> _WRITTEN EXERCISE_
Find and copy every line in the records that includes the string "screenshot".

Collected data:
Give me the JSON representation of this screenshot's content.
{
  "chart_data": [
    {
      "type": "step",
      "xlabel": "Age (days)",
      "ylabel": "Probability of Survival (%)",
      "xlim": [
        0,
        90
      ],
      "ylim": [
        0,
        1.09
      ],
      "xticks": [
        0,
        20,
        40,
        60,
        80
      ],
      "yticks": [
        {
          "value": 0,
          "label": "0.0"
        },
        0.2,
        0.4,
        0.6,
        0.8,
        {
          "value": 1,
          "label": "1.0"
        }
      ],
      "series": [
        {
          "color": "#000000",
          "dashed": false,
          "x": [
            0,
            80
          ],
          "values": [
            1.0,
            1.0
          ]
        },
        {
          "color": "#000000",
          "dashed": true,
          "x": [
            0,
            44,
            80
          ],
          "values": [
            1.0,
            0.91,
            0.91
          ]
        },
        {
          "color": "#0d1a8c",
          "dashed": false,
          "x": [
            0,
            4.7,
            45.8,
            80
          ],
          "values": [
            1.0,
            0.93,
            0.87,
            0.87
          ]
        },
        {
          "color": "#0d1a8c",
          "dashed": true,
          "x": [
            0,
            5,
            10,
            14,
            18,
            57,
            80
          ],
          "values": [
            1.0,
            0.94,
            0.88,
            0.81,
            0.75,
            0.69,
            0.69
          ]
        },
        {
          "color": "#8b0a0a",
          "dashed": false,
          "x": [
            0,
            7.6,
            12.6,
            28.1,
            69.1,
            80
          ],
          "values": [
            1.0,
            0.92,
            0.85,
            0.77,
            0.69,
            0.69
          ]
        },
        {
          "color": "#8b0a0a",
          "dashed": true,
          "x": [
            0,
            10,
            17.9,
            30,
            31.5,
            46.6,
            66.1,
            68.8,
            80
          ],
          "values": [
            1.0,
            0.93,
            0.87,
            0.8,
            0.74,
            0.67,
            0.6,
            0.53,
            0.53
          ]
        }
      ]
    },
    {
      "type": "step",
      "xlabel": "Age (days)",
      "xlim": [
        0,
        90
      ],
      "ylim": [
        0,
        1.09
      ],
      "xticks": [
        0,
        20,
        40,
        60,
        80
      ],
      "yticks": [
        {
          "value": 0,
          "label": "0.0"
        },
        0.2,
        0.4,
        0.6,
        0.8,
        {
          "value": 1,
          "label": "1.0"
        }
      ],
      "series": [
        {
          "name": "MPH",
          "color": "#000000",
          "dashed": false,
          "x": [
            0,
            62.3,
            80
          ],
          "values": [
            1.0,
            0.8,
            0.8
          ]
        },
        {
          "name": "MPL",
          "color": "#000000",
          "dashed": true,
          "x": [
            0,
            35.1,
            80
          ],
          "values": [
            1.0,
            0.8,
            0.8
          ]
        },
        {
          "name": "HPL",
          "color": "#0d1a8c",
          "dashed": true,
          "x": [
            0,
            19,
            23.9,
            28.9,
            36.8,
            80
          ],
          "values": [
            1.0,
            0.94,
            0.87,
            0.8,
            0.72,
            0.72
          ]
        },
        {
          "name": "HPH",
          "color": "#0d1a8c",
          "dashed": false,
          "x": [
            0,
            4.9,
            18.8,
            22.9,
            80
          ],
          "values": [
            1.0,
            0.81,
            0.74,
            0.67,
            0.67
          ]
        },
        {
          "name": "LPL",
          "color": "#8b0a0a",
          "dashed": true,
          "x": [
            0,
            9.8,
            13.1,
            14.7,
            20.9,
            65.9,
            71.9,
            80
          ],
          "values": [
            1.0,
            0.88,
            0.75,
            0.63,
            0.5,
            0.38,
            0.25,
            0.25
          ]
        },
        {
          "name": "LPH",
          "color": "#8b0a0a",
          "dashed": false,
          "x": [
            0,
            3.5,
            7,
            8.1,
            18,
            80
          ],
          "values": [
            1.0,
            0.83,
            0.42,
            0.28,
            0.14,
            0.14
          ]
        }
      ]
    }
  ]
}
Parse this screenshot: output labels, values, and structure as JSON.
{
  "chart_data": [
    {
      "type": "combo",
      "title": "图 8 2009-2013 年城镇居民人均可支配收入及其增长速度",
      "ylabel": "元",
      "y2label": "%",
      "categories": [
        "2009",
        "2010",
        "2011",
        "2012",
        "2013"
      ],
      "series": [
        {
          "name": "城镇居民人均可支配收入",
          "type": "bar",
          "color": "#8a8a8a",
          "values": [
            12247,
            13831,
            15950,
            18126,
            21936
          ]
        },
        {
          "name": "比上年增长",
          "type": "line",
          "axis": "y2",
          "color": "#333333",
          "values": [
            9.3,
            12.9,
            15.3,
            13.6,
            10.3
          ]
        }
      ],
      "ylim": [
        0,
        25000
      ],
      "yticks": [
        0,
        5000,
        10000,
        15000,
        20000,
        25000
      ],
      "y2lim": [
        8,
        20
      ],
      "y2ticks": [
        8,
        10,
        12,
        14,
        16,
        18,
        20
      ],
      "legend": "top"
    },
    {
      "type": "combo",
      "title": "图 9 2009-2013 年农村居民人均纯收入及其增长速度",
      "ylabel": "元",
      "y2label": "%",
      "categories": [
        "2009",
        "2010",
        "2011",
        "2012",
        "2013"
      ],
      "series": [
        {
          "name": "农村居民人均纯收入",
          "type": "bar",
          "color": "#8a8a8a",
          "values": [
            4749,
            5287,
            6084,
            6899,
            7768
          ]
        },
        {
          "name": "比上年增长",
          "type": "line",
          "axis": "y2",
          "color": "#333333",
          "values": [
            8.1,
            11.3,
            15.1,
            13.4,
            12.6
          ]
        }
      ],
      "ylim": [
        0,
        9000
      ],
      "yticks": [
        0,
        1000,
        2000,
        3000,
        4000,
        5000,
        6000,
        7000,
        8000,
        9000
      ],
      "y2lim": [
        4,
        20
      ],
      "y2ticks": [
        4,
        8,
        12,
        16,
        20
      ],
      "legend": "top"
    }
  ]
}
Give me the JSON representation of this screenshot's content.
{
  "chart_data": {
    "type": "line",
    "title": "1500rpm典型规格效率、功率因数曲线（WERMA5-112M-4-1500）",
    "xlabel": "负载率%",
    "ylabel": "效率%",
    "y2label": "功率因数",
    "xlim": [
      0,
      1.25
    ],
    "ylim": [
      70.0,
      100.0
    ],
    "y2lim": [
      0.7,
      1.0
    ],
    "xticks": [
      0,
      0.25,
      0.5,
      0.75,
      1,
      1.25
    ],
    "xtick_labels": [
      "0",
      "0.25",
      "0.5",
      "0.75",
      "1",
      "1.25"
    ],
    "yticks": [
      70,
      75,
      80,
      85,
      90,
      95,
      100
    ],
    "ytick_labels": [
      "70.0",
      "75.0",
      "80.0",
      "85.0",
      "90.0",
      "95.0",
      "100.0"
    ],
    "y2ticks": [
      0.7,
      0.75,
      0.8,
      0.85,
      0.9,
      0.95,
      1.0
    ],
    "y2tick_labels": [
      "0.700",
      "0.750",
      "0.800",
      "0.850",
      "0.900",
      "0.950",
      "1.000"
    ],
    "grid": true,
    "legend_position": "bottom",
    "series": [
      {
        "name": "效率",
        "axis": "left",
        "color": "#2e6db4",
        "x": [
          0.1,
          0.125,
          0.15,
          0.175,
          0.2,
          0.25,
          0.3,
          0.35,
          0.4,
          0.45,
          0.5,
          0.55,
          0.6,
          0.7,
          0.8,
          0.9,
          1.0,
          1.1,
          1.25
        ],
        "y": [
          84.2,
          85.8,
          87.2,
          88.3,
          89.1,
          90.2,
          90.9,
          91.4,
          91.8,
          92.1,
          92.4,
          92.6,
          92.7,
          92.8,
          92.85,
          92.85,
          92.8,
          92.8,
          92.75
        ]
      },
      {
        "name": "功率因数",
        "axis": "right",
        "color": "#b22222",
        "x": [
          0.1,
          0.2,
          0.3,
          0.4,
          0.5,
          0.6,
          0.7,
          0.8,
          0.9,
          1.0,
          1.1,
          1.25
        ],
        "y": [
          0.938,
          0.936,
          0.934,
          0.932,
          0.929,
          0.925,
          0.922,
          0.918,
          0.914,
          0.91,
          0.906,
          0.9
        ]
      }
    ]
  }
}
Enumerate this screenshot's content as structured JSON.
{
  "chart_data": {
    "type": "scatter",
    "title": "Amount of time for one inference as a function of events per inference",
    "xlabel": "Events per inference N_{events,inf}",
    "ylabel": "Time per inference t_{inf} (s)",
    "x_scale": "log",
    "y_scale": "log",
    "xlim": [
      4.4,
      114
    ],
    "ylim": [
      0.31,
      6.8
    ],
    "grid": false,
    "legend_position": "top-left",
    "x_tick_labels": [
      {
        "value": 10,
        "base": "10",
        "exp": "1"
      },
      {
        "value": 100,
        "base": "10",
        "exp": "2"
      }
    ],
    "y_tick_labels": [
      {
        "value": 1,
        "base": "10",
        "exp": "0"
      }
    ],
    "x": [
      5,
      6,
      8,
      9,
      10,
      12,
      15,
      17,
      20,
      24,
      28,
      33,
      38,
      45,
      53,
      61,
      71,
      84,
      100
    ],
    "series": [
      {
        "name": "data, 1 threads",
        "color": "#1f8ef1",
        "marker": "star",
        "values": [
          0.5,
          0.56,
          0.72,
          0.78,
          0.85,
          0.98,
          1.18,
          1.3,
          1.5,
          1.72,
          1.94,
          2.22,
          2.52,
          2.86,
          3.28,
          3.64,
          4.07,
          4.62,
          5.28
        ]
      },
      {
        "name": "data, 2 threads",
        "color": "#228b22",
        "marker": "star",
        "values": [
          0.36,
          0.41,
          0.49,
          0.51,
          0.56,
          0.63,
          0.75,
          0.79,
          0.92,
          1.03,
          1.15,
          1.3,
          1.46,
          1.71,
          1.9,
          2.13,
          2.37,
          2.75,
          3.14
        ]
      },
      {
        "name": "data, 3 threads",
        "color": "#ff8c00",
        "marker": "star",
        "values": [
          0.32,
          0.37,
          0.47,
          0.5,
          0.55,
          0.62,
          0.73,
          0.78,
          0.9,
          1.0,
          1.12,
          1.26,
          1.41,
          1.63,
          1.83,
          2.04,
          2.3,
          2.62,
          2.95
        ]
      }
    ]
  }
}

> _OUTPUT_
Give me the JSON representation of this screenshot's content.
Parse this screenshot: output labels, values, and structure as JSON.
Give me the JSON representation of this screenshot's content.
Enumerate this screenshot's content as structured JSON.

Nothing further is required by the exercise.